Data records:
* begin *
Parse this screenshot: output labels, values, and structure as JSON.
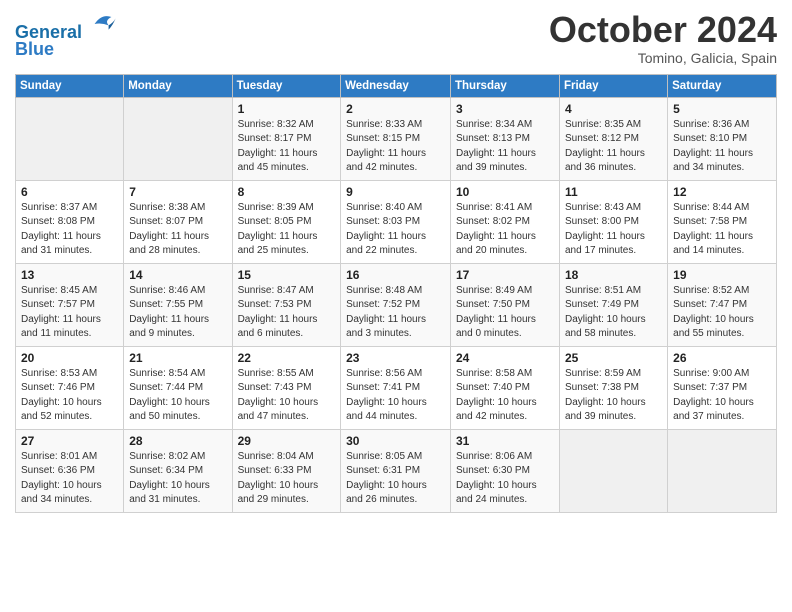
{
  "header": {
    "logo_line1": "General",
    "logo_line2": "Blue",
    "month": "October 2024",
    "location": "Tomino, Galicia, Spain"
  },
  "weekdays": [
    "Sunday",
    "Monday",
    "Tuesday",
    "Wednesday",
    "Thursday",
    "Friday",
    "Saturday"
  ],
  "weeks": [
    [
      {
        "day": "",
        "info": ""
      },
      {
        "day": "",
        "info": ""
      },
      {
        "day": "1",
        "info": "Sunrise: 8:32 AM\nSunset: 8:17 PM\nDaylight: 11 hours\nand 45 minutes."
      },
      {
        "day": "2",
        "info": "Sunrise: 8:33 AM\nSunset: 8:15 PM\nDaylight: 11 hours\nand 42 minutes."
      },
      {
        "day": "3",
        "info": "Sunrise: 8:34 AM\nSunset: 8:13 PM\nDaylight: 11 hours\nand 39 minutes."
      },
      {
        "day": "4",
        "info": "Sunrise: 8:35 AM\nSunset: 8:12 PM\nDaylight: 11 hours\nand 36 minutes."
      },
      {
        "day": "5",
        "info": "Sunrise: 8:36 AM\nSunset: 8:10 PM\nDaylight: 11 hours\nand 34 minutes."
      }
    ],
    [
      {
        "day": "6",
        "info": "Sunrise: 8:37 AM\nSunset: 8:08 PM\nDaylight: 11 hours\nand 31 minutes."
      },
      {
        "day": "7",
        "info": "Sunrise: 8:38 AM\nSunset: 8:07 PM\nDaylight: 11 hours\nand 28 minutes."
      },
      {
        "day": "8",
        "info": "Sunrise: 8:39 AM\nSunset: 8:05 PM\nDaylight: 11 hours\nand 25 minutes."
      },
      {
        "day": "9",
        "info": "Sunrise: 8:40 AM\nSunset: 8:03 PM\nDaylight: 11 hours\nand 22 minutes."
      },
      {
        "day": "10",
        "info": "Sunrise: 8:41 AM\nSunset: 8:02 PM\nDaylight: 11 hours\nand 20 minutes."
      },
      {
        "day": "11",
        "info": "Sunrise: 8:43 AM\nSunset: 8:00 PM\nDaylight: 11 hours\nand 17 minutes."
      },
      {
        "day": "12",
        "info": "Sunrise: 8:44 AM\nSunset: 7:58 PM\nDaylight: 11 hours\nand 14 minutes."
      }
    ],
    [
      {
        "day": "13",
        "info": "Sunrise: 8:45 AM\nSunset: 7:57 PM\nDaylight: 11 hours\nand 11 minutes."
      },
      {
        "day": "14",
        "info": "Sunrise: 8:46 AM\nSunset: 7:55 PM\nDaylight: 11 hours\nand 9 minutes."
      },
      {
        "day": "15",
        "info": "Sunrise: 8:47 AM\nSunset: 7:53 PM\nDaylight: 11 hours\nand 6 minutes."
      },
      {
        "day": "16",
        "info": "Sunrise: 8:48 AM\nSunset: 7:52 PM\nDaylight: 11 hours\nand 3 minutes."
      },
      {
        "day": "17",
        "info": "Sunrise: 8:49 AM\nSunset: 7:50 PM\nDaylight: 11 hours\nand 0 minutes."
      },
      {
        "day": "18",
        "info": "Sunrise: 8:51 AM\nSunset: 7:49 PM\nDaylight: 10 hours\nand 58 minutes."
      },
      {
        "day": "19",
        "info": "Sunrise: 8:52 AM\nSunset: 7:47 PM\nDaylight: 10 hours\nand 55 minutes."
      }
    ],
    [
      {
        "day": "20",
        "info": "Sunrise: 8:53 AM\nSunset: 7:46 PM\nDaylight: 10 hours\nand 52 minutes."
      },
      {
        "day": "21",
        "info": "Sunrise: 8:54 AM\nSunset: 7:44 PM\nDaylight: 10 hours\nand 50 minutes."
      },
      {
        "day": "22",
        "info": "Sunrise: 8:55 AM\nSunset: 7:43 PM\nDaylight: 10 hours\nand 47 minutes."
      },
      {
        "day": "23",
        "info": "Sunrise: 8:56 AM\nSunset: 7:41 PM\nDaylight: 10 hours\nand 44 minutes."
      },
      {
        "day": "24",
        "info": "Sunrise: 8:58 AM\nSunset: 7:40 PM\nDaylight: 10 hours\nand 42 minutes."
      },
      {
        "day": "25",
        "info": "Sunrise: 8:59 AM\nSunset: 7:38 PM\nDaylight: 10 hours\nand 39 minutes."
      },
      {
        "day": "26",
        "info": "Sunrise: 9:00 AM\nSunset: 7:37 PM\nDaylight: 10 hours\nand 37 minutes."
      }
    ],
    [
      {
        "day": "27",
        "info": "Sunrise: 8:01 AM\nSunset: 6:36 PM\nDaylight: 10 hours\nand 34 minutes."
      },
      {
        "day": "28",
        "info": "Sunrise: 8:02 AM\nSunset: 6:34 PM\nDaylight: 10 hours\nand 31 minutes."
      },
      {
        "day": "29",
        "info": "Sunrise: 8:04 AM\nSunset: 6:33 PM\nDaylight: 10 hours\nand 29 minutes."
      },
      {
        "day": "30",
        "info": "Sunrise: 8:05 AM\nSunset: 6:31 PM\nDaylight: 10 hours\nand 26 minutes."
      },
      {
        "day": "31",
        "info": "Sunrise: 8:06 AM\nSunset: 6:30 PM\nDaylight: 10 hours\nand 24 minutes."
      },
      {
        "day": "",
        "info": ""
      },
      {
        "day": "",
        "info": ""
      }
    ]
  ]
}
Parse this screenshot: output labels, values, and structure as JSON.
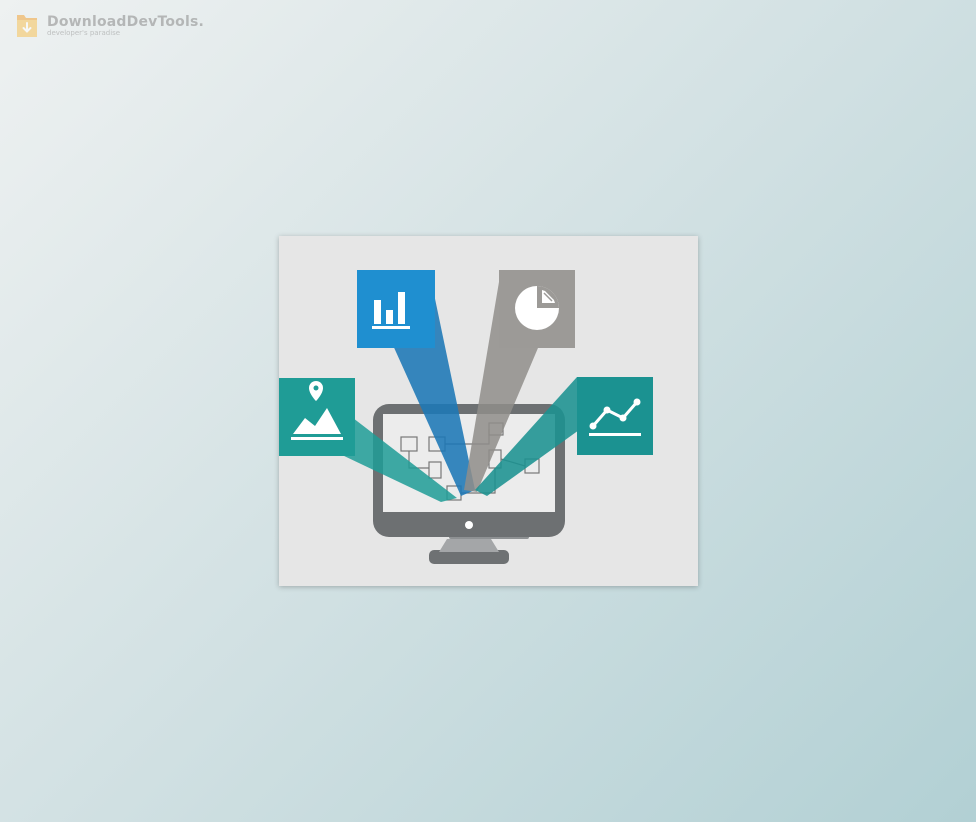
{
  "watermark": {
    "title": "DownloadDevTools.",
    "subtitle": "developer's paradise",
    "icon": "download-logo-icon"
  },
  "illustration": {
    "icons": [
      "bar-chart-icon",
      "pie-chart-icon",
      "map-location-icon",
      "line-chart-icon",
      "computer-monitor-icon",
      "network-diagram-icon"
    ],
    "colors": {
      "blue": "#1f8fd0",
      "gray": "#9c9a97",
      "teal_left": "#1f9c96",
      "teal_right": "#1b9291",
      "background": "#e6e6e6",
      "monitor": "#6d7072"
    }
  }
}
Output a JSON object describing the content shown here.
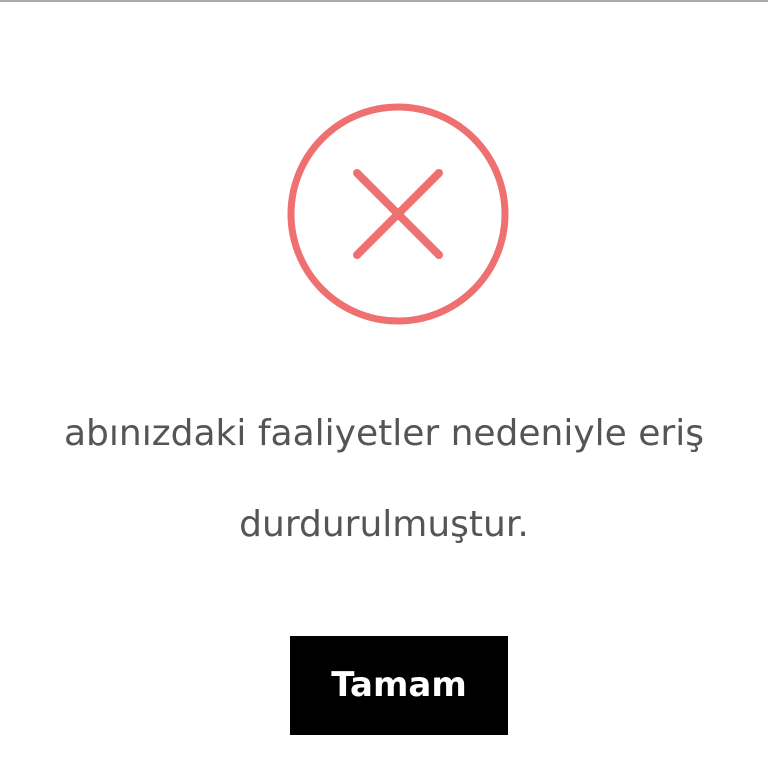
{
  "dialog": {
    "icon": "close-icon",
    "accent_color": "#ef7070",
    "message_line1": "abınızdaki faaliyetler nedeniyle eriş",
    "message_line2": "durdurulmuştur.",
    "ok_label": "Tamam"
  }
}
* end *
Repeat the lines above exactly, and keep every picture out.

Parse this screenshot: output labels, values, and structure as JSON.
{
  "header": {
    "logo_line1": "General",
    "logo_line2": "Blue",
    "month": "October 2024",
    "location": "Tomino, Galicia, Spain"
  },
  "weekdays": [
    "Sunday",
    "Monday",
    "Tuesday",
    "Wednesday",
    "Thursday",
    "Friday",
    "Saturday"
  ],
  "weeks": [
    [
      {
        "day": "",
        "info": ""
      },
      {
        "day": "",
        "info": ""
      },
      {
        "day": "1",
        "info": "Sunrise: 8:32 AM\nSunset: 8:17 PM\nDaylight: 11 hours\nand 45 minutes."
      },
      {
        "day": "2",
        "info": "Sunrise: 8:33 AM\nSunset: 8:15 PM\nDaylight: 11 hours\nand 42 minutes."
      },
      {
        "day": "3",
        "info": "Sunrise: 8:34 AM\nSunset: 8:13 PM\nDaylight: 11 hours\nand 39 minutes."
      },
      {
        "day": "4",
        "info": "Sunrise: 8:35 AM\nSunset: 8:12 PM\nDaylight: 11 hours\nand 36 minutes."
      },
      {
        "day": "5",
        "info": "Sunrise: 8:36 AM\nSunset: 8:10 PM\nDaylight: 11 hours\nand 34 minutes."
      }
    ],
    [
      {
        "day": "6",
        "info": "Sunrise: 8:37 AM\nSunset: 8:08 PM\nDaylight: 11 hours\nand 31 minutes."
      },
      {
        "day": "7",
        "info": "Sunrise: 8:38 AM\nSunset: 8:07 PM\nDaylight: 11 hours\nand 28 minutes."
      },
      {
        "day": "8",
        "info": "Sunrise: 8:39 AM\nSunset: 8:05 PM\nDaylight: 11 hours\nand 25 minutes."
      },
      {
        "day": "9",
        "info": "Sunrise: 8:40 AM\nSunset: 8:03 PM\nDaylight: 11 hours\nand 22 minutes."
      },
      {
        "day": "10",
        "info": "Sunrise: 8:41 AM\nSunset: 8:02 PM\nDaylight: 11 hours\nand 20 minutes."
      },
      {
        "day": "11",
        "info": "Sunrise: 8:43 AM\nSunset: 8:00 PM\nDaylight: 11 hours\nand 17 minutes."
      },
      {
        "day": "12",
        "info": "Sunrise: 8:44 AM\nSunset: 7:58 PM\nDaylight: 11 hours\nand 14 minutes."
      }
    ],
    [
      {
        "day": "13",
        "info": "Sunrise: 8:45 AM\nSunset: 7:57 PM\nDaylight: 11 hours\nand 11 minutes."
      },
      {
        "day": "14",
        "info": "Sunrise: 8:46 AM\nSunset: 7:55 PM\nDaylight: 11 hours\nand 9 minutes."
      },
      {
        "day": "15",
        "info": "Sunrise: 8:47 AM\nSunset: 7:53 PM\nDaylight: 11 hours\nand 6 minutes."
      },
      {
        "day": "16",
        "info": "Sunrise: 8:48 AM\nSunset: 7:52 PM\nDaylight: 11 hours\nand 3 minutes."
      },
      {
        "day": "17",
        "info": "Sunrise: 8:49 AM\nSunset: 7:50 PM\nDaylight: 11 hours\nand 0 minutes."
      },
      {
        "day": "18",
        "info": "Sunrise: 8:51 AM\nSunset: 7:49 PM\nDaylight: 10 hours\nand 58 minutes."
      },
      {
        "day": "19",
        "info": "Sunrise: 8:52 AM\nSunset: 7:47 PM\nDaylight: 10 hours\nand 55 minutes."
      }
    ],
    [
      {
        "day": "20",
        "info": "Sunrise: 8:53 AM\nSunset: 7:46 PM\nDaylight: 10 hours\nand 52 minutes."
      },
      {
        "day": "21",
        "info": "Sunrise: 8:54 AM\nSunset: 7:44 PM\nDaylight: 10 hours\nand 50 minutes."
      },
      {
        "day": "22",
        "info": "Sunrise: 8:55 AM\nSunset: 7:43 PM\nDaylight: 10 hours\nand 47 minutes."
      },
      {
        "day": "23",
        "info": "Sunrise: 8:56 AM\nSunset: 7:41 PM\nDaylight: 10 hours\nand 44 minutes."
      },
      {
        "day": "24",
        "info": "Sunrise: 8:58 AM\nSunset: 7:40 PM\nDaylight: 10 hours\nand 42 minutes."
      },
      {
        "day": "25",
        "info": "Sunrise: 8:59 AM\nSunset: 7:38 PM\nDaylight: 10 hours\nand 39 minutes."
      },
      {
        "day": "26",
        "info": "Sunrise: 9:00 AM\nSunset: 7:37 PM\nDaylight: 10 hours\nand 37 minutes."
      }
    ],
    [
      {
        "day": "27",
        "info": "Sunrise: 8:01 AM\nSunset: 6:36 PM\nDaylight: 10 hours\nand 34 minutes."
      },
      {
        "day": "28",
        "info": "Sunrise: 8:02 AM\nSunset: 6:34 PM\nDaylight: 10 hours\nand 31 minutes."
      },
      {
        "day": "29",
        "info": "Sunrise: 8:04 AM\nSunset: 6:33 PM\nDaylight: 10 hours\nand 29 minutes."
      },
      {
        "day": "30",
        "info": "Sunrise: 8:05 AM\nSunset: 6:31 PM\nDaylight: 10 hours\nand 26 minutes."
      },
      {
        "day": "31",
        "info": "Sunrise: 8:06 AM\nSunset: 6:30 PM\nDaylight: 10 hours\nand 24 minutes."
      },
      {
        "day": "",
        "info": ""
      },
      {
        "day": "",
        "info": ""
      }
    ]
  ]
}
Parse this screenshot: output labels, values, and structure as JSON.
{
  "watermark": {
    "title": "DownloadDevTools.",
    "subtitle": "developer's paradise",
    "icon": "download-logo-icon"
  },
  "illustration": {
    "icons": [
      "bar-chart-icon",
      "pie-chart-icon",
      "map-location-icon",
      "line-chart-icon",
      "computer-monitor-icon",
      "network-diagram-icon"
    ],
    "colors": {
      "blue": "#1f8fd0",
      "gray": "#9c9a97",
      "teal_left": "#1f9c96",
      "teal_right": "#1b9291",
      "background": "#e6e6e6",
      "monitor": "#6d7072"
    }
  }
}
Output a JSON object describing the content shown here.
{
  "dialog": {
    "icon": "close-icon",
    "accent_color": "#ef7070",
    "message_line1": "abınızdaki faaliyetler nedeniyle eriş",
    "message_line2": "durdurulmuştur.",
    "ok_label": "Tamam"
  }
}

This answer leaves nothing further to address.